- Work to do:
Reproduce all of the data that follows, character for character.

- Input for this task:
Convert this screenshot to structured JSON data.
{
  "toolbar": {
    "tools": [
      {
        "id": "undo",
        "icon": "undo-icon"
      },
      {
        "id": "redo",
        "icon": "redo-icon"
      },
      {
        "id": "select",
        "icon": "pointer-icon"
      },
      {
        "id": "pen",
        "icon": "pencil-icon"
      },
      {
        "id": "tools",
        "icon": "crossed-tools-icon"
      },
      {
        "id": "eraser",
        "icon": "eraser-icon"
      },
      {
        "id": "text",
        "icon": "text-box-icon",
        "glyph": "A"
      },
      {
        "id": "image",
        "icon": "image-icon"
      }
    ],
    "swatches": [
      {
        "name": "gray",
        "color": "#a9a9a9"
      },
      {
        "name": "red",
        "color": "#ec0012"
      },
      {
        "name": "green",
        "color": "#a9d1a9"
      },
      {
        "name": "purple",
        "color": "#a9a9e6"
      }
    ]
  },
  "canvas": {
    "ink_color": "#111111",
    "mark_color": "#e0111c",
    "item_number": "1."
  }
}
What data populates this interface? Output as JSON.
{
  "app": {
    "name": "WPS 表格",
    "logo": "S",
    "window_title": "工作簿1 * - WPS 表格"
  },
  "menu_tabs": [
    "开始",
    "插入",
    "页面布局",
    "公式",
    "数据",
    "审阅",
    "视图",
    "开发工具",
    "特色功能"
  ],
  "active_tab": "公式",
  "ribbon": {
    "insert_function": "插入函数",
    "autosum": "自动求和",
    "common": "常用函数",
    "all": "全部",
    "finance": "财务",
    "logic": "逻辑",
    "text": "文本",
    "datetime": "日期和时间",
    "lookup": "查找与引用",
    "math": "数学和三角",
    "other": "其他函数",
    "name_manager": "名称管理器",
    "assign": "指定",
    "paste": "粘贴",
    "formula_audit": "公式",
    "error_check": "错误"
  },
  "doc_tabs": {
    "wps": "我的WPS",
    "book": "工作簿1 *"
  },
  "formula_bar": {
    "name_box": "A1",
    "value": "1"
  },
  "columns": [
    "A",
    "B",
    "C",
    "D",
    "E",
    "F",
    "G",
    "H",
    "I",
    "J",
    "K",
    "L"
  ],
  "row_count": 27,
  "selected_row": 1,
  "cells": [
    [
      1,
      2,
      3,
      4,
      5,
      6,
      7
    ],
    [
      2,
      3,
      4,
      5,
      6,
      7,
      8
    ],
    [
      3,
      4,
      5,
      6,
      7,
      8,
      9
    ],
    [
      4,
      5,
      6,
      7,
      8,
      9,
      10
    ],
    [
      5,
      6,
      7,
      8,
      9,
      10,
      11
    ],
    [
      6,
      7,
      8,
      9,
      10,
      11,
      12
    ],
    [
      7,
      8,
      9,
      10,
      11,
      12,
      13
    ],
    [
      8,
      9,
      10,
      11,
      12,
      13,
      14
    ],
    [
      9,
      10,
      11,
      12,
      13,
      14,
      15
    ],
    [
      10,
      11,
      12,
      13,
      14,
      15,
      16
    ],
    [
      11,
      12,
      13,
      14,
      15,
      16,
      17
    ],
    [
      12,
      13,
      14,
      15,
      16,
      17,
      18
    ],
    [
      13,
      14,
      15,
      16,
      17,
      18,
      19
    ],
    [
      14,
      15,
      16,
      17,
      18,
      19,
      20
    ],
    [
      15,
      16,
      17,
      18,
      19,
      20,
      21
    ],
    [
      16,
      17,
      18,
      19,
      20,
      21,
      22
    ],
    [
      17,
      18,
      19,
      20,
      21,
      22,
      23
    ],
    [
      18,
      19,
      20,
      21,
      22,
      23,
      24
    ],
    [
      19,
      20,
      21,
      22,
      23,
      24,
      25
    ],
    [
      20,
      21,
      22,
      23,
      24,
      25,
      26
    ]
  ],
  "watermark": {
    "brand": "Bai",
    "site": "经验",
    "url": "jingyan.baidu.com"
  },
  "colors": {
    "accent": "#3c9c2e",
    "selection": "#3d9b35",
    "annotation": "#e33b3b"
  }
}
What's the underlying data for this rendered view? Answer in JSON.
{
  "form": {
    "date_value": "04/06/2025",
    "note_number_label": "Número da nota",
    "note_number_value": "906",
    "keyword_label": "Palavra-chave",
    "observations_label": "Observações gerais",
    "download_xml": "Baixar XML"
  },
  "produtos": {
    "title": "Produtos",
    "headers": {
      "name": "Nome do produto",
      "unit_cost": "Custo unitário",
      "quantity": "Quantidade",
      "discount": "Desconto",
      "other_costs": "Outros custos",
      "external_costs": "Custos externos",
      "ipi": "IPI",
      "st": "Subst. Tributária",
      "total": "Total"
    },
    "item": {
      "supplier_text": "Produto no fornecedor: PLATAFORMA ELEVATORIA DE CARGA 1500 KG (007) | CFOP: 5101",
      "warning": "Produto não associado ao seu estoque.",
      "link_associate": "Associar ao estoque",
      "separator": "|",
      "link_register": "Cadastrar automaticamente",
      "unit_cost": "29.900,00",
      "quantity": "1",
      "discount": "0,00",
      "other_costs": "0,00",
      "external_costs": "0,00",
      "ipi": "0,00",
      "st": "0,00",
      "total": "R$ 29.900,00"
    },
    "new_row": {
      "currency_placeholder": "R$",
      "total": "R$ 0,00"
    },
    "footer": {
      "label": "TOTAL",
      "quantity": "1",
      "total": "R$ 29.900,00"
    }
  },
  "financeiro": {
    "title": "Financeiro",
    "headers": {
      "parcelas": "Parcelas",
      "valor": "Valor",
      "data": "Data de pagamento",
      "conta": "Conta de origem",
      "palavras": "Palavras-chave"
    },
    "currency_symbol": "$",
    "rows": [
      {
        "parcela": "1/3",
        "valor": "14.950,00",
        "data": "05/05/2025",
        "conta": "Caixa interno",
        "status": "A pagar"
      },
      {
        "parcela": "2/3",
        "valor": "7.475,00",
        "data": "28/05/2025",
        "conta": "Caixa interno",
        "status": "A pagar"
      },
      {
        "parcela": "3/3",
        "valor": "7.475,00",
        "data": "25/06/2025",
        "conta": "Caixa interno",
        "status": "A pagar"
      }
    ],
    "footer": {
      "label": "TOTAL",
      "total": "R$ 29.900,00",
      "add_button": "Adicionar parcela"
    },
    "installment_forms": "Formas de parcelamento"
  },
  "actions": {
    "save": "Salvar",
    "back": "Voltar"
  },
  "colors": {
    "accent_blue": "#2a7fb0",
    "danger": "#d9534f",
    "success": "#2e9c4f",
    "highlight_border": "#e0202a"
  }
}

- Task result:
Convert this screenshot to structured JSON data.
{
  "toolbar": {
    "tools": [
      {
        "id": "undo",
        "icon": "undo-icon"
      },
      {
        "id": "redo",
        "icon": "redo-icon"
      },
      {
        "id": "select",
        "icon": "pointer-icon"
      },
      {
        "id": "pen",
        "icon": "pencil-icon"
      },
      {
        "id": "tools",
        "icon": "crossed-tools-icon"
      },
      {
        "id": "eraser",
        "icon": "eraser-icon"
      },
      {
        "id": "text",
        "icon": "text-box-icon",
        "glyph": "A"
      },
      {
        "id": "image",
        "icon": "image-icon"
      }
    ],
    "swatches": [
      {
        "name": "gray",
        "color": "#a9a9a9"
      },
      {
        "name": "red",
        "color": "#ec0012"
      },
      {
        "name": "green",
        "color": "#a9d1a9"
      },
      {
        "name": "purple",
        "color": "#a9a9e6"
      }
    ]
  },
  "canvas": {
    "ink_color": "#111111",
    "mark_color": "#e0111c",
    "item_number": "1."
  }
}
What data populates this interface? Output as JSON.
{
  "app": {
    "name": "WPS 表格",
    "logo": "S",
    "window_title": "工作簿1 * - WPS 表格"
  },
  "menu_tabs": [
    "开始",
    "插入",
    "页面布局",
    "公式",
    "数据",
    "审阅",
    "视图",
    "开发工具",
    "特色功能"
  ],
  "active_tab": "公式",
  "ribbon": {
    "insert_function": "插入函数",
    "autosum": "自动求和",
    "common": "常用函数",
    "all": "全部",
    "finance": "财务",
    "logic": "逻辑",
    "text": "文本",
    "datetime": "日期和时间",
    "lookup": "查找与引用",
    "math": "数学和三角",
    "other": "其他函数",
    "name_manager": "名称管理器",
    "assign": "指定",
    "paste": "粘贴",
    "formula_audit": "公式",
    "error_check": "错误"
  },
  "doc_tabs": {
    "wps": "我的WPS",
    "book": "工作簿1 *"
  },
  "formula_bar": {
    "name_box": "A1",
    "value": "1"
  },
  "columns": [
    "A",
    "B",
    "C",
    "D",
    "E",
    "F",
    "G",
    "H",
    "I",
    "J",
    "K",
    "L"
  ],
  "row_count": 27,
  "selected_row": 1,
  "cells": [
    [
      1,
      2,
      3,
      4,
      5,
      6,
      7
    ],
    [
      2,
      3,
      4,
      5,
      6,
      7,
      8
    ],
    [
      3,
      4,
      5,
      6,
      7,
      8,
      9
    ],
    [
      4,
      5,
      6,
      7,
      8,
      9,
      10
    ],
    [
      5,
      6,
      7,
      8,
      9,
      10,
      11
    ],
    [
      6,
      7,
      8,
      9,
      10,
      11,
      12
    ],
    [
      7,
      8,
      9,
      10,
      11,
      12,
      13
    ],
    [
      8,
      9,
      10,
      11,
      12,
      13,
      14
    ],
    [
      9,
      10,
      11,
      12,
      13,
      14,
      15
    ],
    [
      10,
      11,
      12,
      13,
      14,
      15,
      16
    ],
    [
      11,
      12,
      13,
      14,
      15,
      16,
      17
    ],
    [
      12,
      13,
      14,
      15,
      16,
      17,
      18
    ],
    [
      13,
      14,
      15,
      16,
      17,
      18,
      19
    ],
    [
      14,
      15,
      16,
      17,
      18,
      19,
      20
    ],
    [
      15,
      16,
      17,
      18,
      19,
      20,
      21
    ],
    [
      16,
      17,
      18,
      19,
      20,
      21,
      22
    ],
    [
      17,
      18,
      19,
      20,
      21,
      22,
      23
    ],
    [
      18,
      19,
      20,
      21,
      22,
      23,
      24
    ],
    [
      19,
      20,
      21,
      22,
      23,
      24,
      25
    ],
    [
      20,
      21,
      22,
      23,
      24,
      25,
      26
    ]
  ],
  "watermark": {
    "brand": "Bai",
    "site": "经验",
    "url": "jingyan.baidu.com"
  },
  "colors": {
    "accent": "#3c9c2e",
    "selection": "#3d9b35",
    "annotation": "#e33b3b"
  }
}
What's the underlying data for this rendered view? Answer in JSON.
{
  "form": {
    "date_value": "04/06/2025",
    "note_number_label": "Número da nota",
    "note_number_value": "906",
    "keyword_label": "Palavra-chave",
    "observations_label": "Observações gerais",
    "download_xml": "Baixar XML"
  },
  "produtos": {
    "title": "Produtos",
    "headers": {
      "name": "Nome do produto",
      "unit_cost": "Custo unitário",
      "quantity": "Quantidade",
      "discount": "Desconto",
      "other_costs": "Outros custos",
      "external_costs": "Custos externos",
      "ipi": "IPI",
      "st": "Subst. Tributária",
      "total": "Total"
    },
    "item": {
      "supplier_text": "Produto no fornecedor: PLATAFORMA ELEVATORIA DE CARGA 1500 KG (007) | CFOP: 5101",
      "warning": "Produto não associado ao seu estoque.",
      "link_associate": "Associar ao estoque",
      "separator": "|",
      "link_register": "Cadastrar automaticamente",
      "unit_cost": "29.900,00",
      "quantity": "1",
      "discount": "0,00",
      "other_costs": "0,00",
      "external_costs": "0,00",
      "ipi": "0,00",
      "st": "0,00",
      "total": "R$ 29.900,00"
    },
    "new_row": {
      "currency_placeholder": "R$",
      "total": "R$ 0,00"
    },
    "footer": {
      "label": "TOTAL",
      "quantity": "1",
      "total": "R$ 29.900,00"
    }
  },
  "financeiro": {
    "title": "Financeiro",
    "headers": {
      "parcelas": "Parcelas",
      "valor": "Valor",
      "data": "Data de pagamento",
      "conta": "Conta de origem",
      "palavras": "Palavras-chave"
    },
    "currency_symbol": "$",
    "rows": [
      {
        "parcela": "1/3",
        "valor": "14.950,00",
        "data": "05/05/2025",
        "conta": "Caixa interno",
        "status": "A pagar"
      },
      {
        "parcela": "2/3",
        "valor": "7.475,00",
        "data": "28/05/2025",
        "conta": "Caixa interno",
        "status": "A pagar"
      },
      {
        "parcela": "3/3",
        "valor": "7.475,00",
        "data": "25/06/2025",
        "conta": "Caixa interno",
        "status": "A pagar"
      }
    ],
    "footer": {
      "label": "TOTAL",
      "total": "R$ 29.900,00",
      "add_button": "Adicionar parcela"
    },
    "installment_forms": "Formas de parcelamento"
  },
  "actions": {
    "save": "Salvar",
    "back": "Voltar"
  },
  "colors": {
    "accent_blue": "#2a7fb0",
    "danger": "#d9534f",
    "success": "#2e9c4f",
    "highlight_border": "#e0202a"
  }
}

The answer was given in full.